Exactly repeat the material, dropping every picture from the copy.

— Begin INPUT ROWS —

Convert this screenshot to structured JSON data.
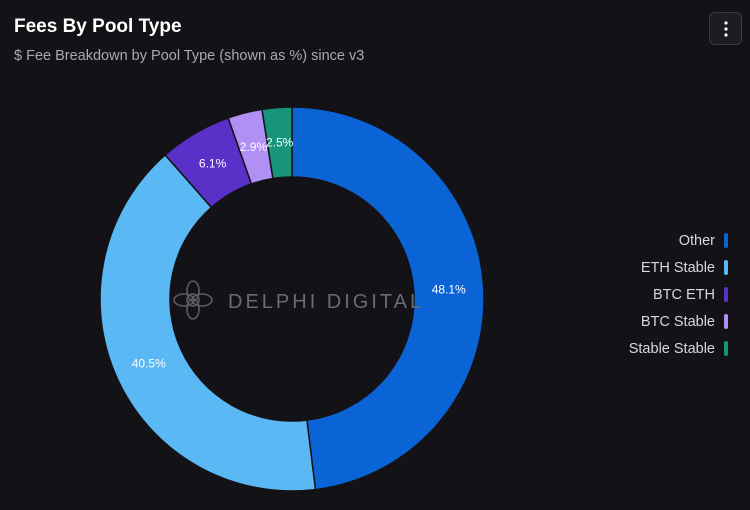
{
  "header": {
    "title": "Fees By Pool Type",
    "subtitle": "$ Fee Breakdown by Pool Type (shown as %) since v3",
    "menu_icon": "vertical-ellipsis-icon"
  },
  "watermark": {
    "text": "DELPHI DIGITAL",
    "logo_icon": "delphi-logo-icon"
  },
  "chart_data": {
    "type": "pie",
    "subtype": "donut",
    "title": "Fees By Pool Type",
    "subtitle": "$ Fee Breakdown by Pool Type (shown as %) since v3",
    "unit": "%",
    "legend_position": "right",
    "slices": [
      {
        "label": "Other",
        "value": 48.1,
        "color": "#0b64d6"
      },
      {
        "label": "ETH Stable",
        "value": 40.5,
        "color": "#5ab8f5"
      },
      {
        "label": "BTC ETH",
        "value": 6.1,
        "color": "#5930c8"
      },
      {
        "label": "BTC Stable",
        "value": 2.9,
        "color": "#b190f5"
      },
      {
        "label": "Stable Stable",
        "value": 2.5,
        "color": "#17957a"
      }
    ]
  }
}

— End INPUT ROWS —

> **PROBLEM SOLUTION**:
Convert this screenshot to structured JSON data.
{
  "header": {
    "title": "Fees By Pool Type",
    "subtitle": "$ Fee Breakdown by Pool Type (shown as %) since v3",
    "menu_icon": "vertical-ellipsis-icon"
  },
  "watermark": {
    "text": "DELPHI DIGITAL",
    "logo_icon": "delphi-logo-icon"
  },
  "chart_data": {
    "type": "pie",
    "subtype": "donut",
    "title": "Fees By Pool Type",
    "subtitle": "$ Fee Breakdown by Pool Type (shown as %) since v3",
    "unit": "%",
    "legend_position": "right",
    "slices": [
      {
        "label": "Other",
        "value": 48.1,
        "color": "#0b64d6"
      },
      {
        "label": "ETH Stable",
        "value": 40.5,
        "color": "#5ab8f5"
      },
      {
        "label": "BTC ETH",
        "value": 6.1,
        "color": "#5930c8"
      },
      {
        "label": "BTC Stable",
        "value": 2.9,
        "color": "#b190f5"
      },
      {
        "label": "Stable Stable",
        "value": 2.5,
        "color": "#17957a"
      }
    ]
  }
}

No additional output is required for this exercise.